#### [Problem description]
Search the material below for the word "series" and copy every line in which it occurs.

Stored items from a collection

· · · · · · ·

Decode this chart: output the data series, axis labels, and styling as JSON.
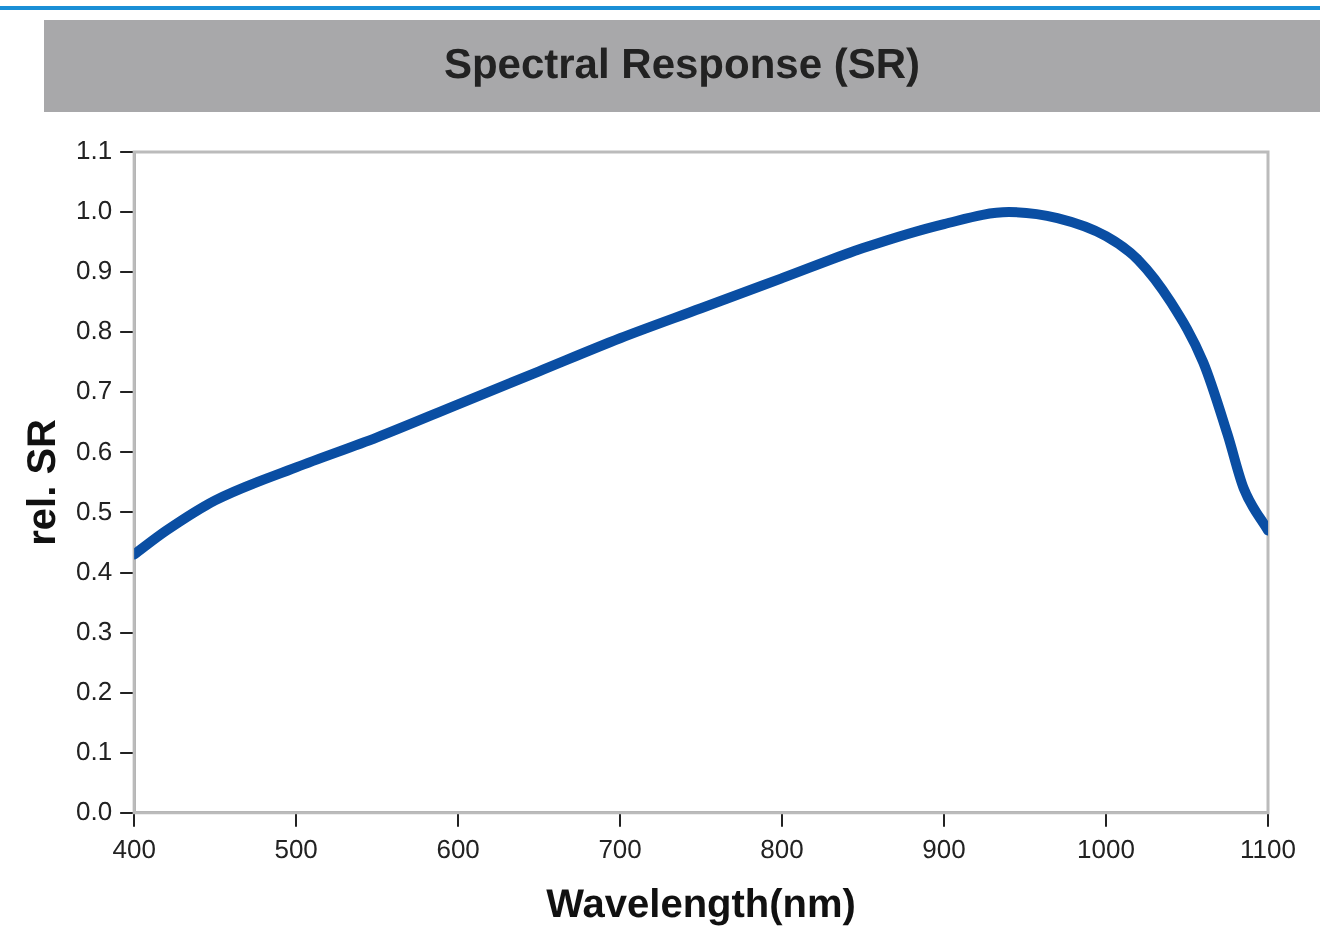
{
  "chart_data": {
    "type": "line",
    "title": "Spectral Response (SR)",
    "xlabel": "Wavelength(nm)",
    "ylabel": "rel. SR",
    "x": [
      400,
      420,
      450,
      500,
      550,
      600,
      650,
      700,
      750,
      800,
      850,
      900,
      940,
      970,
      1000,
      1020,
      1040,
      1060,
      1075,
      1085,
      1100
    ],
    "series": [
      {
        "color": "#0a4ea3",
        "values": [
          0.43,
          0.47,
          0.52,
          0.575,
          0.625,
          0.68,
          0.735,
          0.79,
          0.84,
          0.89,
          0.94,
          0.98,
          1.0,
          0.99,
          0.96,
          0.92,
          0.85,
          0.75,
          0.63,
          0.54,
          0.47
        ]
      }
    ],
    "xlim": [
      400,
      1100
    ],
    "xticks": [
      400,
      500,
      600,
      700,
      800,
      900,
      1000,
      1100
    ],
    "ylim": [
      0,
      1.1
    ],
    "yticks": [
      {
        "value": 0,
        "label": "0.0"
      },
      {
        "value": 0.1,
        "label": "0.1"
      },
      {
        "value": 0.2,
        "label": "0.2"
      },
      {
        "value": 0.3,
        "label": "0.3"
      },
      {
        "value": 0.4,
        "label": "0.4"
      },
      {
        "value": 0.5,
        "label": "0.5"
      },
      {
        "value": 0.6,
        "label": "0.6"
      },
      {
        "value": 0.7,
        "label": "0.7"
      },
      {
        "value": 0.8,
        "label": "0.8"
      },
      {
        "value": 0.9,
        "label": "0.9"
      },
      {
        "value": 1,
        "label": "1.0"
      },
      {
        "value": 1.1,
        "label": "1.1"
      }
    ],
    "grid": false,
    "legend": false,
    "marker": "none",
    "line_style": "solid"
  }
}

· · · · · · ·

#### [Task response]
Decode this chart: output the data series, axis labels, and styling as JSON.
    "series": [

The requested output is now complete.